Consigne: Pouvez-vous recopier, dans le texte ci-dessous sur la victoire de Bernal au Tour, le passage qui commence par les mots « Bernal triomphe, Alaphilippe » et s'achève sur « du Tour,envoyé spécial. » ?

Texte:
•••
Bernal triomphe, Alaphilippe craque

Publié le 27 juillet 2019 par Jean-Emmanuel Ducoin
Dans la vingtième étape, entre Albertville et Val Thorens (59 km), victoire de l’Italien Vincenzo Nibali (Bahrain). Du fait des intempéries de la veille, le parcours avait été amputé de 71 km. Solide, Egan Bernal (Ineos) devient le premier Colombien à remporter le Tour. Julian Alaphilippe craque et perd sa place sur le podium…

Sur la route du Tour,envoyé spécial.
Et le Tour en ses mystères ressemblait encore à des paroles qui s’agitaient au balcon de nos désirs secrets, à des mots qui donnaient à voir le spectacle inopiné mais pour toujours inachevé, à des murmures clos trahis par les circonstances. Car c’étaient les plus violents qui glissaient sur les parapets, résistaient au vide. Les autres se voyaient ravalés, déglutis, renvoyés aux enveloppes suintantes de la vie intérieure et de l’esprit… Voulant chasser ses idées noires après une journée légendaire – celle du vendredi 26 juillet 2019 sera consignée dans le Livre des Illustres –, le chronicoeur insomniaque ne se remettait pas de son étonnement grandiose, un pied dans la tristesse, la tête tout près des cimes.
•••
Données fournies:
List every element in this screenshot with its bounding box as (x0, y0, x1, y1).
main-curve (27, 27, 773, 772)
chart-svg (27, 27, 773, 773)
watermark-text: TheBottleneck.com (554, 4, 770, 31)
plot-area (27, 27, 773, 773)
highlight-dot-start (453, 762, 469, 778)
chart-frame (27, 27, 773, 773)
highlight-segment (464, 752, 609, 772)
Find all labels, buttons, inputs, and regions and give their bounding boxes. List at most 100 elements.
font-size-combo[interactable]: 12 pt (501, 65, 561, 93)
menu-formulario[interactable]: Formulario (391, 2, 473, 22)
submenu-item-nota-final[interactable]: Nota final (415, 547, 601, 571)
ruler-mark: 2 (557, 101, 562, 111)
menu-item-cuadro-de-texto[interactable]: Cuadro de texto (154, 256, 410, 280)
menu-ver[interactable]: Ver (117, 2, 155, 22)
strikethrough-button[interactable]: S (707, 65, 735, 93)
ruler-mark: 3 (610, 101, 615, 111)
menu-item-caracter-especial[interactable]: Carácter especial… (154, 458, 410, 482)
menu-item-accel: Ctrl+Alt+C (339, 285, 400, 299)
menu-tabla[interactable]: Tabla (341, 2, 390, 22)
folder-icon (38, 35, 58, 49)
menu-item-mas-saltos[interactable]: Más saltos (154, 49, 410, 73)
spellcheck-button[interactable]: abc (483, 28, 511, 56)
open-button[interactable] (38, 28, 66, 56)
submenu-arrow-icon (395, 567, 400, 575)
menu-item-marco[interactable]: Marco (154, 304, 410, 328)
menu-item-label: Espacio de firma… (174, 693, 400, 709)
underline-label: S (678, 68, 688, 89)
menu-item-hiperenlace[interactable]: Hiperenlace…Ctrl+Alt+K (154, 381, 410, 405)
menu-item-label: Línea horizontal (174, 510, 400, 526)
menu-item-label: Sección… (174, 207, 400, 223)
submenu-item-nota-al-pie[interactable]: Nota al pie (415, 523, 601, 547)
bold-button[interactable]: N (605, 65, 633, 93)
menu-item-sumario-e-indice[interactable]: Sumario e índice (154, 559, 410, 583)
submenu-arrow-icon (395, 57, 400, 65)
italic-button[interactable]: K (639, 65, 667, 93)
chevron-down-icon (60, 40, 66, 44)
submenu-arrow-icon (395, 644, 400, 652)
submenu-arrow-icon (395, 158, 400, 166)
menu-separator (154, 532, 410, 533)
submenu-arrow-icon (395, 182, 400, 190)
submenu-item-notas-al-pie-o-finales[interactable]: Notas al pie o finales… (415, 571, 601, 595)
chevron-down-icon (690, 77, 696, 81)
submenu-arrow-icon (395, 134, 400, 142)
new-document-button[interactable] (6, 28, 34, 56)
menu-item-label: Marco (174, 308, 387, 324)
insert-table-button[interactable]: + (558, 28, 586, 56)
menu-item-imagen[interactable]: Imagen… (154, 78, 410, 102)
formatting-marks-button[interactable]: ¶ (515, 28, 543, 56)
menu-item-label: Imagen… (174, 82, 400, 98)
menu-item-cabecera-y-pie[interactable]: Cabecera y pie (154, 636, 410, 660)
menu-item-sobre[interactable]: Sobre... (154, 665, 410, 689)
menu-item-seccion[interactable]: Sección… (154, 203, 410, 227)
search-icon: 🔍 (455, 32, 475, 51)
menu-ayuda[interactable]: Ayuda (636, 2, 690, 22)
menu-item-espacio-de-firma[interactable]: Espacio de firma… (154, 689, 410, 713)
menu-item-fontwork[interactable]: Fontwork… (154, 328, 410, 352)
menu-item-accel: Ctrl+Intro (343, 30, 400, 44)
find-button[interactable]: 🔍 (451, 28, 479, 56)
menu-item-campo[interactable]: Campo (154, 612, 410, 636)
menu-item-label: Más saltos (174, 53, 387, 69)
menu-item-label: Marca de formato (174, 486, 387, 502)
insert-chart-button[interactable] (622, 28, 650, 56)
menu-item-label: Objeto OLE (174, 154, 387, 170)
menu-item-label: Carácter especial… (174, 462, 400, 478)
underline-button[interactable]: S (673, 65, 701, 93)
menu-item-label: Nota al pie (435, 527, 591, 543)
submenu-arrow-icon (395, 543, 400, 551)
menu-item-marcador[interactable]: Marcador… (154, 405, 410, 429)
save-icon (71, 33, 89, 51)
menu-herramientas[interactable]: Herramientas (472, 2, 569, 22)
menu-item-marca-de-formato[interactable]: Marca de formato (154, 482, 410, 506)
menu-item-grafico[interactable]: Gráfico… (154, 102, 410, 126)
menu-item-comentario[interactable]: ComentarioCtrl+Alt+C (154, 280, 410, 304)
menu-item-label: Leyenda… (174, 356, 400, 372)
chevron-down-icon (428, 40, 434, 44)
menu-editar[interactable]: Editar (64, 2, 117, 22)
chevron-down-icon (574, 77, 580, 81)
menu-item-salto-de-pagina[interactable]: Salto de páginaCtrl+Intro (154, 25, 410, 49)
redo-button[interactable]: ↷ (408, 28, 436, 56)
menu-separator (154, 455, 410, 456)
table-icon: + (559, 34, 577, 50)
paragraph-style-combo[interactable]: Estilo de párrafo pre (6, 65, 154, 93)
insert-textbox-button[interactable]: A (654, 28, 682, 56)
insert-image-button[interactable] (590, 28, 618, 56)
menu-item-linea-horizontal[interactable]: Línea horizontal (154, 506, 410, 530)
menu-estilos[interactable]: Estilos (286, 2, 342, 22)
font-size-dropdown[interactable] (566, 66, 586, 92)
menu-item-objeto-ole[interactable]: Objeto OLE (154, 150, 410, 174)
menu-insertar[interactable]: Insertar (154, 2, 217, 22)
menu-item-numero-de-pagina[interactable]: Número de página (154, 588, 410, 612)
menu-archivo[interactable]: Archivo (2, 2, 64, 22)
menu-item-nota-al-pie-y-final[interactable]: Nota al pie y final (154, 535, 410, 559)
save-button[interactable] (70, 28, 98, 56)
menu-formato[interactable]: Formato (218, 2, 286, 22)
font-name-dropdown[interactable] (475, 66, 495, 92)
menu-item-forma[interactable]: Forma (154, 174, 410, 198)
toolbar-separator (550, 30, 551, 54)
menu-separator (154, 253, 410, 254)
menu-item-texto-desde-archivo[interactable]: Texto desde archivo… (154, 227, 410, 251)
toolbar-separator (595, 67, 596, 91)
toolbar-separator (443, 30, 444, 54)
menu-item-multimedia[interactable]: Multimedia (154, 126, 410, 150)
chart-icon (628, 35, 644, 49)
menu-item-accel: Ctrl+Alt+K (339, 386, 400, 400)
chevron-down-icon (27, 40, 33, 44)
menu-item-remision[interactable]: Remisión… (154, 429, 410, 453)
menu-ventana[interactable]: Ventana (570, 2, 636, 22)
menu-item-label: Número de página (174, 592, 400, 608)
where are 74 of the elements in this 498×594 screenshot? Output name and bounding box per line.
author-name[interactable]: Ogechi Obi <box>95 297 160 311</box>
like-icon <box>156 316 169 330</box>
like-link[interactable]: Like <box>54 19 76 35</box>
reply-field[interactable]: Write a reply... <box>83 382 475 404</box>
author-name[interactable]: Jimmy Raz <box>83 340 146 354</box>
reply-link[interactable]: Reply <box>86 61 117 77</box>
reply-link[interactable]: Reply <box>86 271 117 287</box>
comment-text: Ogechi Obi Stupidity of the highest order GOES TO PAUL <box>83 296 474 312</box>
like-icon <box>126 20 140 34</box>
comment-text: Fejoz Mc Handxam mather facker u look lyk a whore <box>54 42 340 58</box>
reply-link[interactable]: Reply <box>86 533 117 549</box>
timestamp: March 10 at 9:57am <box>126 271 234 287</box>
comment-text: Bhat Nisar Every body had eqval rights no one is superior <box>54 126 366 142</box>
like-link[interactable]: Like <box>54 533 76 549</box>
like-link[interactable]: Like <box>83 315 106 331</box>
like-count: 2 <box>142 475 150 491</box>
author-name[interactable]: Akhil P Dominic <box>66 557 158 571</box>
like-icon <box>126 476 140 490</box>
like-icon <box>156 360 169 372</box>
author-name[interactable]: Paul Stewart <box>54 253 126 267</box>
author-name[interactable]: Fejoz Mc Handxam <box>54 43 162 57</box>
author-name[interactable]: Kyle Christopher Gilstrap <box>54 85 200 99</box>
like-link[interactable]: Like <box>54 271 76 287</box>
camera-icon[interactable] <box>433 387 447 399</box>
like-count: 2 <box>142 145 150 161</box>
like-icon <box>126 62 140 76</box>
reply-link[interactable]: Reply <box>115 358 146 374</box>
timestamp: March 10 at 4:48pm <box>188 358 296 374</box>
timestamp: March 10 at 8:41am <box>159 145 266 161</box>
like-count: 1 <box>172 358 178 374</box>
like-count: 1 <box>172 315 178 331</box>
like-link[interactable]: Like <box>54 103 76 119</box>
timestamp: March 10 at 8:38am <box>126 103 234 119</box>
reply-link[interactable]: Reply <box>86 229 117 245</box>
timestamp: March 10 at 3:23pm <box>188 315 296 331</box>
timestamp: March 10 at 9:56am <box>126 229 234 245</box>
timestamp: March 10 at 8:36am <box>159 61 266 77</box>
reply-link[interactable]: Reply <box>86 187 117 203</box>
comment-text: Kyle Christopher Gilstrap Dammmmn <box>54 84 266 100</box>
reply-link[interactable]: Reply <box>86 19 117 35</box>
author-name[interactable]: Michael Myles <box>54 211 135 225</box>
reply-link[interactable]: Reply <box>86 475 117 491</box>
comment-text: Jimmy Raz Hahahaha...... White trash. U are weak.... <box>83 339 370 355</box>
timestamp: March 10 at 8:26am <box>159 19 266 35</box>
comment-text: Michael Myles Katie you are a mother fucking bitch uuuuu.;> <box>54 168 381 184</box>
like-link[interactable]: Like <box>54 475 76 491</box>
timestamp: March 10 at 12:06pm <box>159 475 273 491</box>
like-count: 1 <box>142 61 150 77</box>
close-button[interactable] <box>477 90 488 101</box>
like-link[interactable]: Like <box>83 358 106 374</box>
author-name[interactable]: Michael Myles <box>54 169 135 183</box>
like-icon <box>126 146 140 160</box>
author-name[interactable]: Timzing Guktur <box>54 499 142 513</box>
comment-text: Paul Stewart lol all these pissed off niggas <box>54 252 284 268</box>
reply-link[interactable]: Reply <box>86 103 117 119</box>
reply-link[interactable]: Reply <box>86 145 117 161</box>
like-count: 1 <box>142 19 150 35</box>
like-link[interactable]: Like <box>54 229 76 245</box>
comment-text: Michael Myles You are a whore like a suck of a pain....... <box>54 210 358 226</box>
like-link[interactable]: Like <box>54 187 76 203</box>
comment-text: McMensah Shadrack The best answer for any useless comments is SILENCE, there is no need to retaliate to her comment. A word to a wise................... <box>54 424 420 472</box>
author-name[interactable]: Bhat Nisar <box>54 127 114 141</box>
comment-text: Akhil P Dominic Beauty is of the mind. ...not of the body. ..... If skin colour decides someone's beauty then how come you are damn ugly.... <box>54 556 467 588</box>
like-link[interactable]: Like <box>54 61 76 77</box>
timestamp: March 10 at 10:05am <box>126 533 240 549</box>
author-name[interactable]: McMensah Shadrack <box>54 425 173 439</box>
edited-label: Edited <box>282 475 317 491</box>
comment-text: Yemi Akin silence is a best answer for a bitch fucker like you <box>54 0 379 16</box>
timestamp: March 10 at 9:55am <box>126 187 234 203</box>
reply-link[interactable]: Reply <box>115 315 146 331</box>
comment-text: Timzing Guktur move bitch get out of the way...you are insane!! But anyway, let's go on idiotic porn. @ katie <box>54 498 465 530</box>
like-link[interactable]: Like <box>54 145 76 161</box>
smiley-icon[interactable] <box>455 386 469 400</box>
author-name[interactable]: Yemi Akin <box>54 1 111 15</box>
•••
Réponse:
Bernal triomphe, Alaphilippe craque

Publié le 27 juillet 2019 par Jean-Emmanuel Ducoin
Dans la vingtième étape, entre Albertville et Val Thorens (59 km), victoire de l’Italien Vincenzo Nibali (Bahrain). Du fait des intempéries de la veille, le parcours avait été amputé de 71 km. Solide, Egan Bernal (Ineos) devient le premier Colombien à remporter le Tour. Julian Alaphilippe craque et perd sa place sur le podium…

Sur la route du Tour,envoyé spécial.